Passage:
+ + + + +
So, start with St Mark’s Gospel. It is a great deal less daunting – it’s only about half the length of the other Gospels, so you should be able to manage the whole thing in one sitting. This is the crucial thing – to read it in one go. Only by doing so can we get a sense of its shape, how the Cross overshadows the whole of Jesus’s ministry, and its distinctive presentation of Christ’s character and his mission. When I give tutorials on the Gospels, this is often the first exercise I ask students to do: to read Mark, and make a note of all the things that seems surprising, distinctive or puzzling. Try it for yourselves – maybe compare notes with a friend.
Christ in the Old Testament
Look next at an Old Testament book. Some will seem familiar – you’d be surprised how much of Isaiah you recognise, for example – but others not. Choose a less familiar one, something manageable like Jonah or Ruth, both just four chapters long, and ask yourself this question: How does this book speak to me of Christ?
+ + + + +
Stated goal: Please output everything in the Bible-reading passage from "Christ in the" down to "me of Christ?", copied word for word.

[Layout annotation records]
+ + + + +
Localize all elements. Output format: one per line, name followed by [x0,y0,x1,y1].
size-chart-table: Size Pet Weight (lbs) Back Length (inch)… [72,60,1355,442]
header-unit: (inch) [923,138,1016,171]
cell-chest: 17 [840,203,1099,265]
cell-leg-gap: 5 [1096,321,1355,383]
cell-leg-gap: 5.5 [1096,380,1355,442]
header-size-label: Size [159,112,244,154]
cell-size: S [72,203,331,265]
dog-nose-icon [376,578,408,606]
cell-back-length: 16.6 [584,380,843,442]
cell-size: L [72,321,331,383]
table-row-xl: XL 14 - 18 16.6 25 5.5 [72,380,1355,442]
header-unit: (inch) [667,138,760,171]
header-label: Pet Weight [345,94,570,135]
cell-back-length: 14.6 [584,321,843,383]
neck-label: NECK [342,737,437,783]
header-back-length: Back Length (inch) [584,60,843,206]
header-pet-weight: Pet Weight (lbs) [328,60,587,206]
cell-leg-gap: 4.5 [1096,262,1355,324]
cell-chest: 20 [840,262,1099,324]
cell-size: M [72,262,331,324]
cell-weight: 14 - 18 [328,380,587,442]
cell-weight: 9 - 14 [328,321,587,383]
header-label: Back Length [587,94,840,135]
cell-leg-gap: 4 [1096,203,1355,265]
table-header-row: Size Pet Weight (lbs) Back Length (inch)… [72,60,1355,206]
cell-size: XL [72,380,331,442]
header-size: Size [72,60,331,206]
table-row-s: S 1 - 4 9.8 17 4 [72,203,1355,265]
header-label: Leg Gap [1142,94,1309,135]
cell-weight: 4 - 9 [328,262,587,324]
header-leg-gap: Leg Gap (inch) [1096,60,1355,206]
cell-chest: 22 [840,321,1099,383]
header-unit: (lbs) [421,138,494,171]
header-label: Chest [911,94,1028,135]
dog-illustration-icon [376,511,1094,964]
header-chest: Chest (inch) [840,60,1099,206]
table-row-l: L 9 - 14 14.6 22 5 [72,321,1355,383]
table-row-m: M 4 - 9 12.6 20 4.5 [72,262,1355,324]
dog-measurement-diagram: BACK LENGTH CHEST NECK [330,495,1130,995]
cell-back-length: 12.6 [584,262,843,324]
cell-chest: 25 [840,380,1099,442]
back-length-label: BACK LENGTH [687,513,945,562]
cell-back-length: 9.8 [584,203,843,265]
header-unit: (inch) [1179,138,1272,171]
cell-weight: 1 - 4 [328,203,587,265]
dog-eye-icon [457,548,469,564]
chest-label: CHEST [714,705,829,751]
+ + + + +
Correct output:
Christ in the Old Testament
Look next at an Old Testament book. Some will seem familiar – you’d be surprised how much of Isaiah you recognise, for example – but others not. Choose a less familiar one, something manageable like Jonah or Ruth, both just four chapters long, and ask yourself this question: How does this book speak to me of Christ?